_GOAL_
Return each line holding the string "JSON".

_RECORDS FOR THE EXERCISE_
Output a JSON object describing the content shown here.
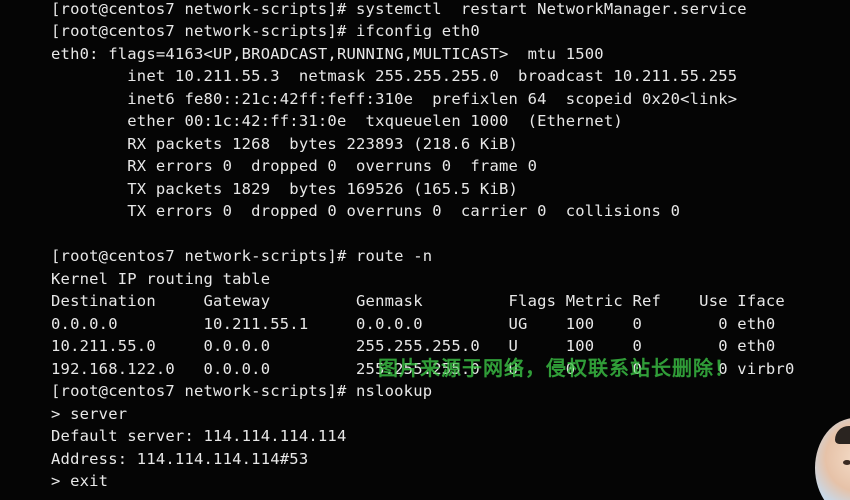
{
  "terminal": {
    "lines": [
      "[root@centos7 network-scripts]# systemctl  restart NetworkManager.service",
      "[root@centos7 network-scripts]# ifconfig eth0",
      "eth0: flags=4163<UP,BROADCAST,RUNNING,MULTICAST>  mtu 1500",
      "        inet 10.211.55.3  netmask 255.255.255.0  broadcast 10.211.55.255",
      "        inet6 fe80::21c:42ff:feff:310e  prefixlen 64  scopeid 0x20<link>",
      "        ether 00:1c:42:ff:31:0e  txqueuelen 1000  (Ethernet)",
      "        RX packets 1268  bytes 223893 (218.6 KiB)",
      "        RX errors 0  dropped 0  overruns 0  frame 0",
      "        TX packets 1829  bytes 169526 (165.5 KiB)",
      "        TX errors 0  dropped 0 overruns 0  carrier 0  collisions 0",
      "",
      "[root@centos7 network-scripts]# route -n",
      "Kernel IP routing table",
      "Destination     Gateway         Genmask         Flags Metric Ref    Use Iface",
      "0.0.0.0         10.211.55.1     0.0.0.0         UG    100    0        0 eth0",
      "10.211.55.0     0.0.0.0         255.255.255.0   U     100    0        0 eth0",
      "192.168.122.0   0.0.0.0         255.255.255.0   U     0      0        0 virbr0",
      "[root@centos7 network-scripts]# nslookup",
      "> server",
      "Default server: 114.114.114.114",
      "Address: 114.114.114.114#53",
      "> exit"
    ]
  },
  "watermark": {
    "text": "图片来源于网络，侵权联系站长删除！"
  },
  "colors": {
    "background": "#050505",
    "text": "#e8e8e8",
    "watermark": "#3cc846"
  }
}
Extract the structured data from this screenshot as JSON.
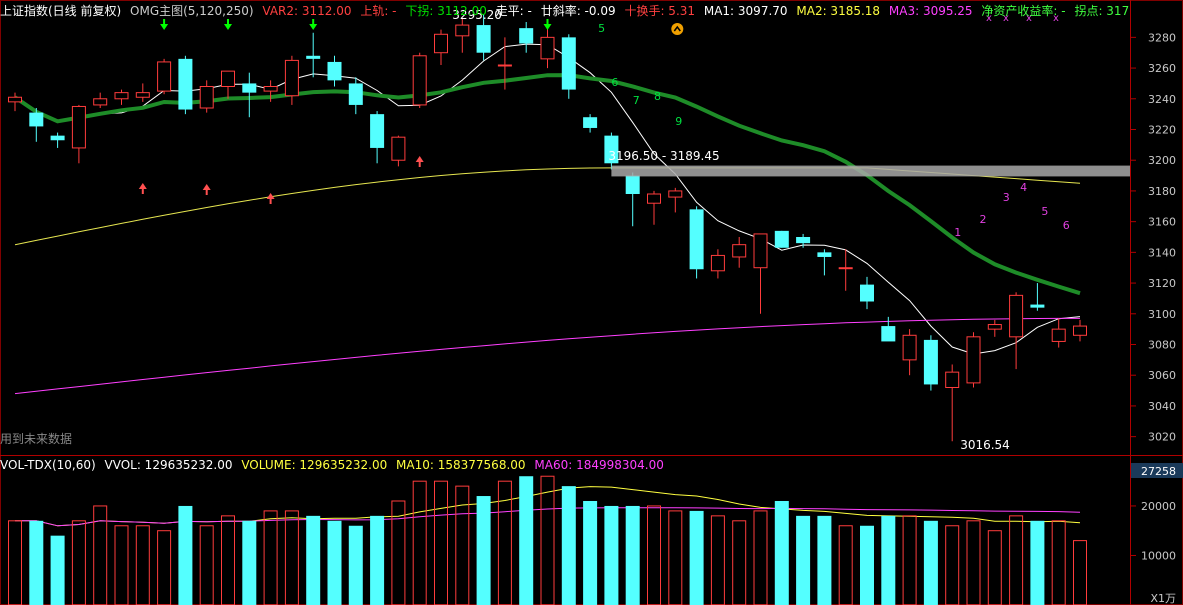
{
  "header": {
    "title": "上证指数(日线 前复权)",
    "indicator": "OMG主图(5,120,250)",
    "var2": "VAR2: 3112.00",
    "up_track": "上轨: -",
    "down_break": "下拐: 3112.00",
    "trend": "走平: -",
    "slope": "廿斜率: -0.09",
    "turnover": "十换手: 5.31",
    "ma1": "MA1: 3097.70",
    "ma2": "MA2: 3185.18",
    "ma3": "MA3: 3095.25",
    "roe": "净资产收益率: -",
    "inflection": "拐点: 317",
    "future_note": "用到未来数据"
  },
  "vol_header": {
    "name": "VOL-TDX(10,60)",
    "vvol": "VVOL: 129635232.00",
    "volume": "VOLUME: 129635232.00",
    "ma10": "MA10: 158377568.00",
    "ma60": "MA60: 184998304.00"
  },
  "colors": {
    "up": "#ff3c3c",
    "down": "#54ffff",
    "ma1": "#ffffff",
    "ma2": "#1e8c28",
    "ma3": "#ff40ff",
    "long": "#e6e650",
    "label": "#ff5050",
    "green_label": "#00ff40"
  },
  "chart_data": {
    "type": "candlestick",
    "price_axis": {
      "min": 3010,
      "max": 3290,
      "ticks": [
        3280,
        3260,
        3240,
        3220,
        3200,
        3180,
        3160,
        3140,
        3120,
        3100,
        3080,
        3060,
        3040,
        3020
      ]
    },
    "volume_axis": {
      "ticks": [
        "27258",
        "20000",
        "10000"
      ],
      "unit": "X1万"
    },
    "candles": [
      {
        "o": 3238,
        "h": 3244,
        "l": 3232,
        "c": 3241
      },
      {
        "o": 3231,
        "h": 3234,
        "l": 3212,
        "c": 3222
      },
      {
        "o": 3216,
        "h": 3218,
        "l": 3208,
        "c": 3213
      },
      {
        "o": 3208,
        "h": 3236,
        "l": 3198,
        "c": 3235
      },
      {
        "o": 3236,
        "h": 3244,
        "l": 3234,
        "c": 3240
      },
      {
        "o": 3240,
        "h": 3246,
        "l": 3236,
        "c": 3244
      },
      {
        "o": 3241,
        "h": 3250,
        "l": 3238,
        "c": 3244
      },
      {
        "o": 3245,
        "h": 3266,
        "l": 3243,
        "c": 3264
      },
      {
        "o": 3266,
        "h": 3268,
        "l": 3230,
        "c": 3233
      },
      {
        "o": 3234,
        "h": 3252,
        "l": 3231,
        "c": 3248
      },
      {
        "o": 3248,
        "h": 3254,
        "l": 3240,
        "c": 3258
      },
      {
        "o": 3250,
        "h": 3257,
        "l": 3228,
        "c": 3244
      },
      {
        "o": 3245,
        "h": 3252,
        "l": 3238,
        "c": 3248
      },
      {
        "o": 3242,
        "h": 3268,
        "l": 3236,
        "c": 3265
      },
      {
        "o": 3268,
        "h": 3283,
        "l": 3254,
        "c": 3266
      },
      {
        "o": 3264,
        "h": 3268,
        "l": 3248,
        "c": 3252
      },
      {
        "o": 3250,
        "h": 3254,
        "l": 3230,
        "c": 3236
      },
      {
        "o": 3230,
        "h": 3232,
        "l": 3198,
        "c": 3208
      },
      {
        "o": 3200,
        "h": 3216,
        "l": 3196,
        "c": 3215
      },
      {
        "o": 3236,
        "h": 3270,
        "l": 3234,
        "c": 3268
      },
      {
        "o": 3270,
        "h": 3285,
        "l": 3262,
        "c": 3282
      },
      {
        "o": 3281,
        "h": 3292,
        "l": 3270,
        "c": 3288
      },
      {
        "o": 3288,
        "h": 3295,
        "l": 3265,
        "c": 3270
      },
      {
        "o": 3262,
        "h": 3280,
        "l": 3246,
        "c": 3262
      },
      {
        "o": 3286,
        "h": 3290,
        "l": 3270,
        "c": 3276
      },
      {
        "o": 3266,
        "h": 3286,
        "l": 3260,
        "c": 3280
      },
      {
        "o": 3280,
        "h": 3282,
        "l": 3240,
        "c": 3246
      },
      {
        "o": 3228,
        "h": 3230,
        "l": 3218,
        "c": 3221
      },
      {
        "o": 3216,
        "h": 3218,
        "l": 3194,
        "c": 3198
      },
      {
        "o": 3190,
        "h": 3192,
        "l": 3157,
        "c": 3178
      },
      {
        "o": 3172,
        "h": 3180,
        "l": 3158,
        "c": 3178
      },
      {
        "o": 3176,
        "h": 3182,
        "l": 3166,
        "c": 3180
      },
      {
        "o": 3168,
        "h": 3170,
        "l": 3123,
        "c": 3129
      },
      {
        "o": 3128,
        "h": 3142,
        "l": 3123,
        "c": 3138
      },
      {
        "o": 3137,
        "h": 3150,
        "l": 3130,
        "c": 3145
      },
      {
        "o": 3130,
        "h": 3152,
        "l": 3100,
        "c": 3152
      },
      {
        "o": 3154,
        "h": 3154,
        "l": 3143,
        "c": 3143
      },
      {
        "o": 3150,
        "h": 3152,
        "l": 3143,
        "c": 3146
      },
      {
        "o": 3140,
        "h": 3142,
        "l": 3125,
        "c": 3137
      },
      {
        "o": 3130,
        "h": 3142,
        "l": 3115,
        "c": 3130
      },
      {
        "o": 3119,
        "h": 3124,
        "l": 3103,
        "c": 3108
      },
      {
        "o": 3092,
        "h": 3098,
        "l": 3083,
        "c": 3082
      },
      {
        "o": 3070,
        "h": 3090,
        "l": 3060,
        "c": 3086
      },
      {
        "o": 3083,
        "h": 3086,
        "l": 3050,
        "c": 3054
      },
      {
        "o": 3052,
        "h": 3067,
        "l": 3017,
        "c": 3062
      },
      {
        "o": 3055,
        "h": 3088,
        "l": 3052,
        "c": 3085
      },
      {
        "o": 3090,
        "h": 3096,
        "l": 3085,
        "c": 3093
      },
      {
        "o": 3085,
        "h": 3114,
        "l": 3064,
        "c": 3112
      },
      {
        "o": 3106,
        "h": 3120,
        "l": 3102,
        "c": 3104
      },
      {
        "o": 3082,
        "h": 3097,
        "l": 3078,
        "c": 3090
      },
      {
        "o": 3086,
        "h": 3096,
        "l": 3082,
        "c": 3092
      }
    ],
    "volumes": [
      17,
      17,
      14,
      17,
      20,
      16,
      16,
      15,
      20,
      16,
      18,
      17,
      19,
      19,
      18,
      17,
      16,
      18,
      21,
      25,
      25,
      24,
      22,
      25,
      26,
      26,
      24,
      21,
      20,
      20,
      20,
      19,
      19,
      18,
      17,
      19,
      21,
      18,
      18,
      16,
      16,
      18,
      18,
      17,
      16,
      17,
      15,
      18,
      17,
      17,
      13
    ],
    "price_labels": [
      "3295.20",
      "3196.50 - 3189.45",
      "3016.54"
    ],
    "green_numbers": [
      "5",
      "6",
      "7",
      "8",
      "9"
    ],
    "magenta_numbers": [
      "1",
      "2",
      "3",
      "4",
      "5",
      "6"
    ]
  }
}
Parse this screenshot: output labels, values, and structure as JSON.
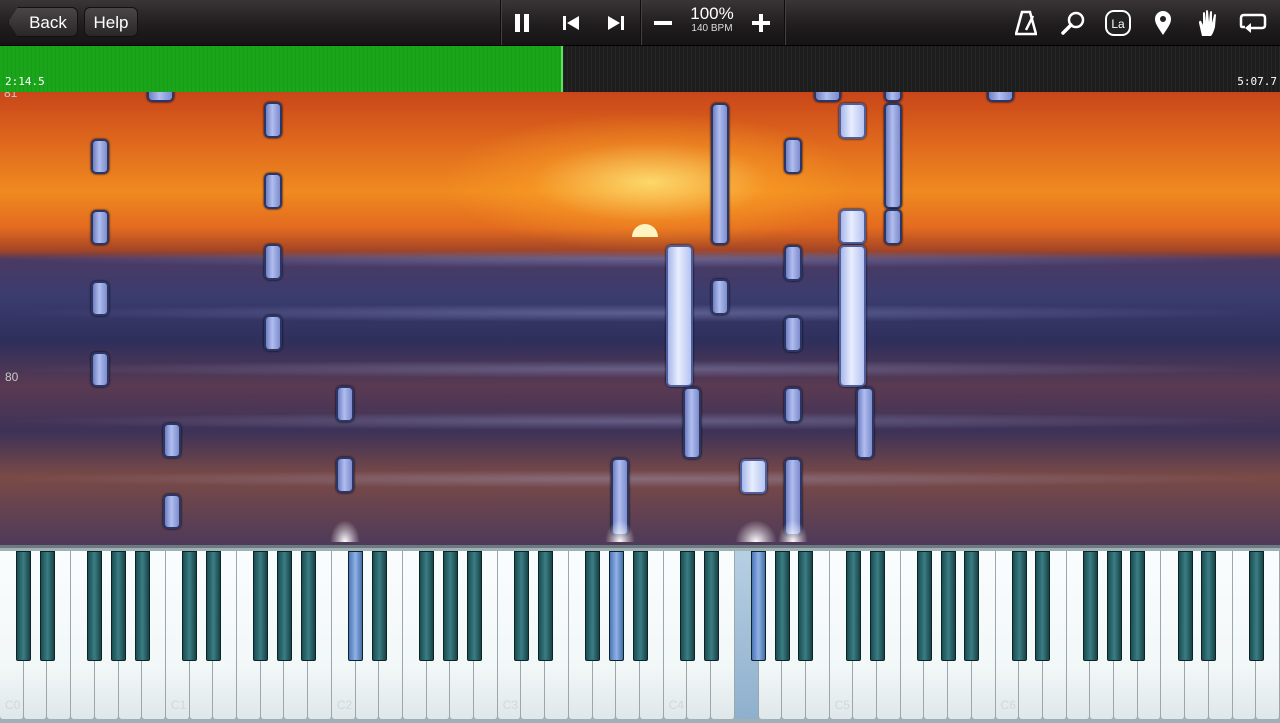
{
  "toolbar": {
    "back_label": "Back",
    "help_label": "Help",
    "tempo_percent": "100%",
    "tempo_bpm": "140 BPM",
    "icons": [
      "pause-icon",
      "previous-icon",
      "next-icon",
      "minus-icon",
      "plus-icon",
      "metronome-icon",
      "magnifier-icon",
      "note-label-icon",
      "marker-icon",
      "hand-icon",
      "loop-icon"
    ],
    "note_label_text": "La"
  },
  "progress": {
    "current_time": "2:14.5",
    "total_time": "5:07.7",
    "fraction": 0.438,
    "fill_color": "#1a9f1a"
  },
  "roll": {
    "measure_labels": [
      "81",
      "80"
    ],
    "note_color": "#9aa9e0"
  },
  "keyboard": {
    "octave_labels": [
      "C0",
      "C1",
      "C2",
      "C3",
      "C4",
      "C5",
      "C6"
    ],
    "highlight_color": "#8fb2e6"
  }
}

_RESPONSE FOR THIS EXERCISE_
Output a JSON object describing the content shown here.
Extract the structured data from this screenshot as JSON.
Parse this screenshot: output labels, values, and structure as JSON.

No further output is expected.